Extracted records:
-=-=-
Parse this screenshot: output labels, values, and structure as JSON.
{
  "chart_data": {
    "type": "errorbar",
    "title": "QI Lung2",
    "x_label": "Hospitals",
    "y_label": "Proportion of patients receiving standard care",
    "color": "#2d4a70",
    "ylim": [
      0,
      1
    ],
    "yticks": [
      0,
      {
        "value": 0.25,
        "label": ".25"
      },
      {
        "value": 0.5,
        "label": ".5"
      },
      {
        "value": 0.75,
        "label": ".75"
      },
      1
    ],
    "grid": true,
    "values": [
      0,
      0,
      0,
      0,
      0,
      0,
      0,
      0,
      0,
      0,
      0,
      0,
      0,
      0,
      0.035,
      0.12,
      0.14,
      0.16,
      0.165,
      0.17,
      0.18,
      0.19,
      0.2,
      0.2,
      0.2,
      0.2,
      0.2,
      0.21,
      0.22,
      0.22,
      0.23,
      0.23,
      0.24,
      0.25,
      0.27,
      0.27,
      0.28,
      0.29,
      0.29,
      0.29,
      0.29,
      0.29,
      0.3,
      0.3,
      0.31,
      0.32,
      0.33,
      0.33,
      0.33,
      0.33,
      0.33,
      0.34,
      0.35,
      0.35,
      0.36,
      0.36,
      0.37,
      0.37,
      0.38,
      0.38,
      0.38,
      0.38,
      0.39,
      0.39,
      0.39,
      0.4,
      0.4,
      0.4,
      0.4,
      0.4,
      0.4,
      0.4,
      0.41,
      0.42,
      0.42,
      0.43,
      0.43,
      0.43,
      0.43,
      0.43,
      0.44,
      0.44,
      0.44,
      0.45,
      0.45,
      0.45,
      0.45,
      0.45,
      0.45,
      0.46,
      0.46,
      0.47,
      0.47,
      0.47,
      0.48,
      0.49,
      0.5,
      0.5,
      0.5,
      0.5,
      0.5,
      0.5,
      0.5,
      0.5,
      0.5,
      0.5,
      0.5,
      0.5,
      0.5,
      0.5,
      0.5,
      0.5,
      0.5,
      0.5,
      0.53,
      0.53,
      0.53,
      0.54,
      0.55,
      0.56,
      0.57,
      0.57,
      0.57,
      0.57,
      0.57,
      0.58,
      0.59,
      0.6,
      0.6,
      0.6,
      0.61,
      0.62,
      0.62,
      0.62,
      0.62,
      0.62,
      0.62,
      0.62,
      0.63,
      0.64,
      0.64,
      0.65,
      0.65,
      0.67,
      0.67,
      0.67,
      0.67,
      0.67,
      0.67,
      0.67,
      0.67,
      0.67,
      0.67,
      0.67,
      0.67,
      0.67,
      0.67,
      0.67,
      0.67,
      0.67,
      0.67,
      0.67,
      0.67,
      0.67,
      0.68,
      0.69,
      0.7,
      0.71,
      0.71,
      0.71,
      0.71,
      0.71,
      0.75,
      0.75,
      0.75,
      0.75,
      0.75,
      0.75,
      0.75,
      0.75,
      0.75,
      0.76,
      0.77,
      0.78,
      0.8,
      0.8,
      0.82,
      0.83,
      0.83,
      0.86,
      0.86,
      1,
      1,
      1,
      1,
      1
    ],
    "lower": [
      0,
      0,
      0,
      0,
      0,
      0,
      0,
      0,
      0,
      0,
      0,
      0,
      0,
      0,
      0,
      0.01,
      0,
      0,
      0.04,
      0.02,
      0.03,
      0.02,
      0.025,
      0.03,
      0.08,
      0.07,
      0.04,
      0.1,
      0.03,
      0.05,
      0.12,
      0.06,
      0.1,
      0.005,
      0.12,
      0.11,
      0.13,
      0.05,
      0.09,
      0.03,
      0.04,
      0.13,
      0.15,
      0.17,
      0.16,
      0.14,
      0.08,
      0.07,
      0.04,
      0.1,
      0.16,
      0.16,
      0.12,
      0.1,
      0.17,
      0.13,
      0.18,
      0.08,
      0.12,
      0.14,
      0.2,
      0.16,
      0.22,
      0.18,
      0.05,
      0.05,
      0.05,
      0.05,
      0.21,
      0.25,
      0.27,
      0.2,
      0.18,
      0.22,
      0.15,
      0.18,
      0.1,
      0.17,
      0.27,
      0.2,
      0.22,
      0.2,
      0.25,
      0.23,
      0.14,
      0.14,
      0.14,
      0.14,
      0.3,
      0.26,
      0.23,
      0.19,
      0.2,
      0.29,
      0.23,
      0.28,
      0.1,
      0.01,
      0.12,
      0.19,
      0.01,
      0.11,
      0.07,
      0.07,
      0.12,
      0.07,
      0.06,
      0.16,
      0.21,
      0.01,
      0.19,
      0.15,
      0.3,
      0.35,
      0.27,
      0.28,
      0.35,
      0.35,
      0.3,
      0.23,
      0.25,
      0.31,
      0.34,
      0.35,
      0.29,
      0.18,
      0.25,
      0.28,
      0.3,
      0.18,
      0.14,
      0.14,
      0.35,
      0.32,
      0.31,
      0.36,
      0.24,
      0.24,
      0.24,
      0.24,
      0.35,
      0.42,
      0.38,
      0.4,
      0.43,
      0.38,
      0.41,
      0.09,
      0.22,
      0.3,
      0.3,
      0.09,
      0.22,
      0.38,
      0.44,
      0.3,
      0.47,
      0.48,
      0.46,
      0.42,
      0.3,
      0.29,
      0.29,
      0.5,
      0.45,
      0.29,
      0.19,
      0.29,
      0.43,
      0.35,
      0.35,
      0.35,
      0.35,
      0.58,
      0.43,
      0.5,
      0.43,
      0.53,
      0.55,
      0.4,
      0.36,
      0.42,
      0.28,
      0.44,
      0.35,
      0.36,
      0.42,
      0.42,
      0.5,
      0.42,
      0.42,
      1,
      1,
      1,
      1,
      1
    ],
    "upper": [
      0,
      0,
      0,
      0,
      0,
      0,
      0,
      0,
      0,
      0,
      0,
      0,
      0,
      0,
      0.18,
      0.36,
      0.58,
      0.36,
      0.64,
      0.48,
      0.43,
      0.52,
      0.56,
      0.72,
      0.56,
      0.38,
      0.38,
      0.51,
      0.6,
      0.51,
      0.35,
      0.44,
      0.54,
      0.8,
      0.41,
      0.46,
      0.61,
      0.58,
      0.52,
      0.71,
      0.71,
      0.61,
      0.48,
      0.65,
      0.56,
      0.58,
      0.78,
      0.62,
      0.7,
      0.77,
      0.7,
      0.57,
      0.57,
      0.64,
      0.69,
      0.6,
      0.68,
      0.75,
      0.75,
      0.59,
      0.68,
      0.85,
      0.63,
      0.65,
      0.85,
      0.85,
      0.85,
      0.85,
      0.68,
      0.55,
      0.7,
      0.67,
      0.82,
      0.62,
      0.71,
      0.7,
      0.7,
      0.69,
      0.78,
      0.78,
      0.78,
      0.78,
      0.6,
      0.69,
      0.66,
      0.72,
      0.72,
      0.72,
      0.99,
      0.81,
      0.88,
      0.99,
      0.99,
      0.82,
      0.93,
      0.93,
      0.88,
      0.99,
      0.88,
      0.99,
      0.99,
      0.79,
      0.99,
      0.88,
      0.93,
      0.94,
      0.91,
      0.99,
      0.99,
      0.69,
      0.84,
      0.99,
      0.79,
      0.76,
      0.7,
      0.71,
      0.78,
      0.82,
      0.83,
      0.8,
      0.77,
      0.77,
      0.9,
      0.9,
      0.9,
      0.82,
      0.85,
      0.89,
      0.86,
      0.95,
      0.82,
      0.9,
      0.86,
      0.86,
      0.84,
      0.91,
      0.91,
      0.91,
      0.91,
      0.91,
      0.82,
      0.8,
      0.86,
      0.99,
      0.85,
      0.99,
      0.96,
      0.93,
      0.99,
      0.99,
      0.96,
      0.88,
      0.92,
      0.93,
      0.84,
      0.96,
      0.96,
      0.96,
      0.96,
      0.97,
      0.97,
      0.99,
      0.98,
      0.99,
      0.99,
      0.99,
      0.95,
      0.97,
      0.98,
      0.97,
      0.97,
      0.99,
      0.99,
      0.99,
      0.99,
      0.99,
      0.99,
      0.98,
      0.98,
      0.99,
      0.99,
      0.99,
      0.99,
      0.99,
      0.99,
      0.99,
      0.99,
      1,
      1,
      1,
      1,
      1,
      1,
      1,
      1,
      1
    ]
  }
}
-=-=-
- _PROBLEM DETAILS_
Search the entries for the word "values" and show every line that has it.

- _ANSWER SECTION_
Parse this screenshot: output labels, values, and structure as JSON.
    "values": [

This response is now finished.